** START **

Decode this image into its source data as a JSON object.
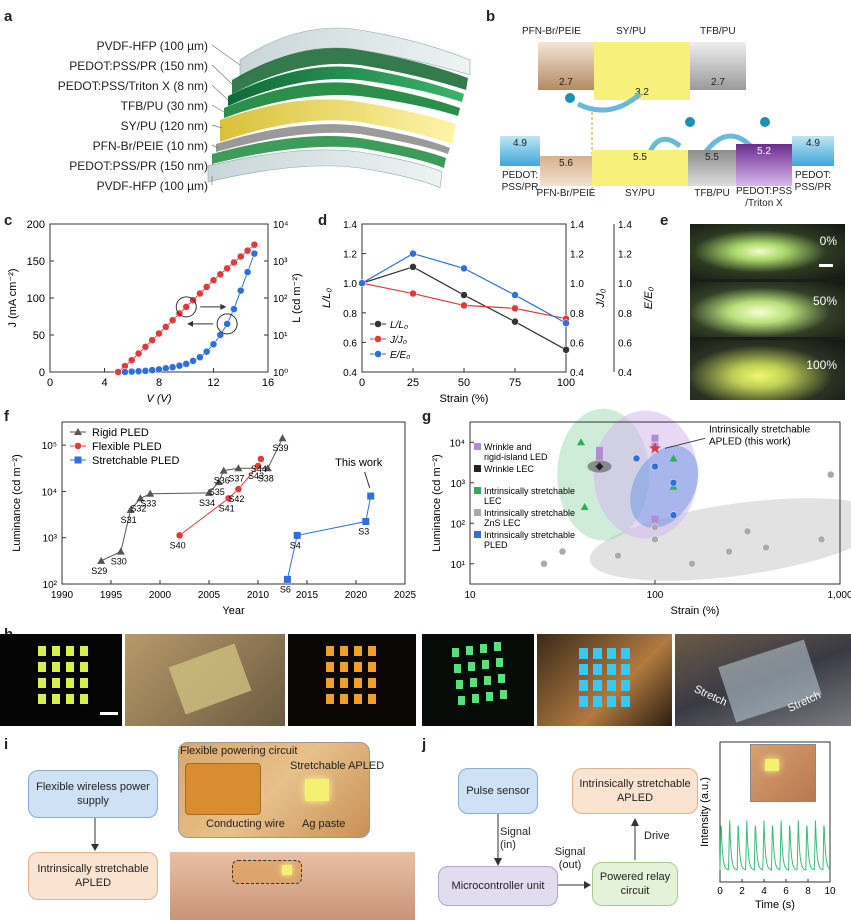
{
  "panels": {
    "a": "a",
    "b": "b",
    "c": "c",
    "d": "d",
    "e": "e",
    "f": "f",
    "g": "g",
    "h": "h",
    "i": "i",
    "j": "j"
  },
  "panel_a": {
    "layers": [
      "PVDF-HFP (100 µm)",
      "PEDOT:PSS/PR (150 nm)",
      "PEDOT:PSS/Triton X (8 nm)",
      "TFB/PU (30 nm)",
      "SY/PU (120 nm)",
      "PFN-Br/PEIE (10 nm)",
      "PEDOT:PSS/PR (150 nm)",
      "PVDF-HFP (100 µm)"
    ]
  },
  "panel_b": {
    "top_labels": [
      "PFN-Br/PEIE",
      "SY/PU",
      "TFB/PU"
    ],
    "top_values": [
      "2.7",
      "3.2",
      "2.7"
    ],
    "bottom_values": [
      "4.9",
      "5.6",
      "5.5",
      "5.5",
      "5.2",
      "4.9"
    ],
    "bottom_labels": [
      "PEDOT:\nPSS/PR",
      "PFN-Br/PEIE",
      "SY/PU",
      "TFB/PU",
      "PEDOT:PSS\n/Triton X",
      "PEDOT:\nPSS/PR"
    ]
  },
  "panel_e": {
    "labels": [
      "0%",
      "50%",
      "100%"
    ]
  },
  "panel_h": {
    "stretch_labels": [
      "Stretch",
      "Stretch"
    ]
  },
  "panel_i": {
    "box1": "Flexible wireless power supply",
    "box2": "Intrinsically stretchable APLED",
    "photo_labels": [
      "Flexible powering circuit",
      "Stretchable APLED",
      "Conducting wire",
      "Ag paste"
    ]
  },
  "panel_j": {
    "boxes": [
      "Pulse sensor",
      "Microcontroller unit",
      "Powered relay circuit",
      "Intrinsically stretchable APLED"
    ],
    "arrow_labels": [
      "Signal (in)",
      "Signal (out)",
      "Drive"
    ]
  },
  "colors": {
    "red": "#e03a3a",
    "blue": "#2f6fdc",
    "black": "#333333",
    "purple": "#b48ad8",
    "green": "#2fae5a",
    "gray": "#aaaaaa"
  },
  "chart_data": [
    {
      "id": "c",
      "type": "line",
      "xlabel": "V (V)",
      "ylabel_left": "J (mA cm⁻²)",
      "ylabel_right": "L (cd m⁻²)",
      "xlim": [
        0,
        16
      ],
      "ylim_left": [
        0,
        200
      ],
      "ylim_right_log": [
        0,
        4
      ],
      "xticks": [
        "0",
        "4",
        "8",
        "12",
        "16"
      ],
      "yticks_left": [
        "0",
        "50",
        "100",
        "150",
        "200"
      ],
      "yticks_right": [
        "10⁰",
        "10¹",
        "10²",
        "10³",
        "10⁴"
      ],
      "series": [
        {
          "name": "J",
          "axis": "left",
          "color": "#e03a3a",
          "x": [
            5,
            5.5,
            6,
            6.5,
            7,
            7.5,
            8,
            8.5,
            9,
            9.5,
            10,
            10.5,
            11,
            11.5,
            12,
            12.5,
            13,
            13.5,
            14,
            14.5,
            15
          ],
          "y": [
            0,
            8,
            16,
            25,
            34,
            43,
            52,
            61,
            70,
            79,
            88,
            97,
            106,
            115,
            124,
            132,
            140,
            148,
            156,
            164,
            172
          ]
        },
        {
          "name": "L",
          "axis": "right",
          "color": "#2f6fdc",
          "x": [
            5.5,
            6,
            6.5,
            7,
            7.5,
            8,
            8.5,
            9,
            9.5,
            10,
            10.5,
            11,
            11.5,
            12,
            12.5,
            13,
            13.5,
            14,
            14.5,
            15
          ],
          "y": [
            0,
            0.01,
            0.02,
            0.03,
            0.05,
            0.07,
            0.1,
            0.13,
            0.17,
            0.22,
            0.3,
            0.4,
            0.55,
            0.75,
            1.0,
            1.3,
            1.7,
            2.2,
            2.7,
            3.2
          ]
        }
      ]
    },
    {
      "id": "d",
      "type": "line",
      "xlabel": "Strain (%)",
      "ylabel_left": "L/L₀",
      "ylabel_right1": "J/J₀",
      "ylabel_right2": "E/E₀",
      "xlim": [
        0,
        100
      ],
      "ylim": [
        0.4,
        1.4
      ],
      "xticks": [
        "0",
        "25",
        "50",
        "75",
        "100"
      ],
      "yticks": [
        "0.4",
        "0.6",
        "0.8",
        "1.0",
        "1.2",
        "1.4"
      ],
      "legend": [
        "L/L₀",
        "J/J₀",
        "E/E₀"
      ],
      "series": [
        {
          "name": "L/L₀",
          "color": "#333333",
          "x": [
            0,
            25,
            50,
            75,
            100
          ],
          "y": [
            1.0,
            1.11,
            0.92,
            0.74,
            0.55
          ]
        },
        {
          "name": "J/J₀",
          "color": "#e03a3a",
          "x": [
            0,
            25,
            50,
            75,
            100
          ],
          "y": [
            1.0,
            0.93,
            0.85,
            0.83,
            0.76
          ]
        },
        {
          "name": "E/E₀",
          "color": "#2f6fdc",
          "x": [
            0,
            25,
            50,
            75,
            100
          ],
          "y": [
            1.0,
            1.2,
            1.1,
            0.92,
            0.73
          ]
        }
      ]
    },
    {
      "id": "f",
      "type": "scatter-line",
      "xlabel": "Year",
      "ylabel": "Luminance (cd m⁻²)",
      "xlim": [
        1990,
        2025
      ],
      "ylim_log": [
        2,
        5.5
      ],
      "xticks": [
        "1990",
        "1995",
        "2000",
        "2005",
        "2010",
        "2015",
        "2020",
        "2025"
      ],
      "yticks": [
        "10²",
        "10³",
        "10⁴",
        "10⁵"
      ],
      "legend": [
        "Rigid PLED",
        "Flexible PLED",
        "Stretchable PLED"
      ],
      "annotation": "This work",
      "series": [
        {
          "name": "Rigid PLED",
          "color": "#555555",
          "marker": "triangle",
          "x": [
            1994,
            1996,
            1997,
            1998,
            1999,
            2005,
            2006,
            2006.5,
            2008,
            2011,
            2012.5
          ],
          "y": [
            2.5,
            2.7,
            3.6,
            3.85,
            3.95,
            3.97,
            4.2,
            4.45,
            4.5,
            4.5,
            5.15
          ],
          "labels": [
            "S29",
            "S30",
            "S31",
            "S32",
            "S33",
            "S34",
            "S35",
            "S36",
            "S37",
            "S38",
            "S39"
          ]
        },
        {
          "name": "Flexible PLED",
          "color": "#e03a3a",
          "marker": "circle",
          "x": [
            2002,
            2007,
            2008,
            2010,
            2010.3
          ],
          "y": [
            3.05,
            3.85,
            4.05,
            4.55,
            4.7
          ],
          "labels": [
            "S40",
            "S41",
            "S42",
            "S43",
            "S44"
          ]
        },
        {
          "name": "Stretchable PLED",
          "color": "#2f6fdc",
          "marker": "square",
          "x": [
            2013,
            2014,
            2021,
            2021.5
          ],
          "y": [
            2.1,
            3.05,
            3.35,
            3.9
          ],
          "labels": [
            "S6",
            "S4",
            "S3",
            ""
          ]
        }
      ]
    },
    {
      "id": "g",
      "type": "scatter",
      "xlabel": "Strain (%)",
      "ylabel": "Luminance (cd m⁻²)",
      "xlim_log": [
        1,
        3
      ],
      "ylim_log": [
        0.5,
        4.5
      ],
      "xticks": [
        "10",
        "100",
        "1,000"
      ],
      "yticks": [
        "10¹",
        "10²",
        "10³",
        "10⁴"
      ],
      "annotation": "Intrinsically stretchable APLED (this work)",
      "legend": [
        "Wrinkle and rigid-island LED",
        "Wrinkle LEC",
        "Intrinsically stretchable LEC",
        "Intrinsically stretchable ZnS LEC",
        "Intrinsically stretchable PLED"
      ],
      "series": [
        {
          "name": "Wrinkle and rigid-island LED",
          "color": "#b48ad8",
          "x": [
            1.7,
            1.7,
            2.0,
            2.0,
            2.0
          ],
          "y": [
            3.8,
            3.65,
            3.9,
            4.1,
            2.1
          ]
        },
        {
          "name": "Wrinkle LEC",
          "color": "#222222",
          "x": [
            1.7
          ],
          "y": [
            3.4
          ]
        },
        {
          "name": "Intrinsically stretchable LEC",
          "color": "#2fae5a",
          "x": [
            1.6,
            1.62,
            2.1,
            2.1
          ],
          "y": [
            4.0,
            2.4,
            3.6,
            2.9
          ]
        },
        {
          "name": "Intrinsically stretchable ZnS LEC",
          "color": "#aaaaaa",
          "x": [
            1.4,
            1.5,
            1.8,
            2.0,
            2.2,
            2.4,
            2.6,
            2.9,
            2.95,
            2.0,
            2.5
          ],
          "y": [
            1.0,
            1.3,
            1.2,
            1.6,
            1.0,
            1.3,
            1.4,
            1.6,
            3.2,
            1.9,
            1.8
          ]
        },
        {
          "name": "Intrinsically stretchable PLED",
          "color": "#2f6fdc",
          "x": [
            1.9,
            2.0,
            2.1,
            2.1
          ],
          "y": [
            3.6,
            3.4,
            2.2,
            3.0
          ]
        },
        {
          "name": "This work",
          "color": "#e03a3a",
          "marker": "star",
          "x": [
            2.0
          ],
          "y": [
            3.85
          ]
        }
      ]
    },
    {
      "id": "j",
      "type": "line",
      "xlabel": "Time (s)",
      "ylabel": "Intensity (a.u.)",
      "xlim": [
        0,
        10
      ],
      "xticks": [
        "0",
        "2",
        "4",
        "6",
        "8",
        "10"
      ],
      "series": [
        {
          "name": "Intensity",
          "color": "#3dbb7a",
          "period_s": 0.78
        }
      ]
    }
  ]
}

** END **

-- EXERCISE --
Look through the data above. Find each line with the string "marker" and copy it.

-- RESPONSE BELOW --
          "marker": "triangle",
          "marker": "circle",
          "marker": "square",
          "marker": "star",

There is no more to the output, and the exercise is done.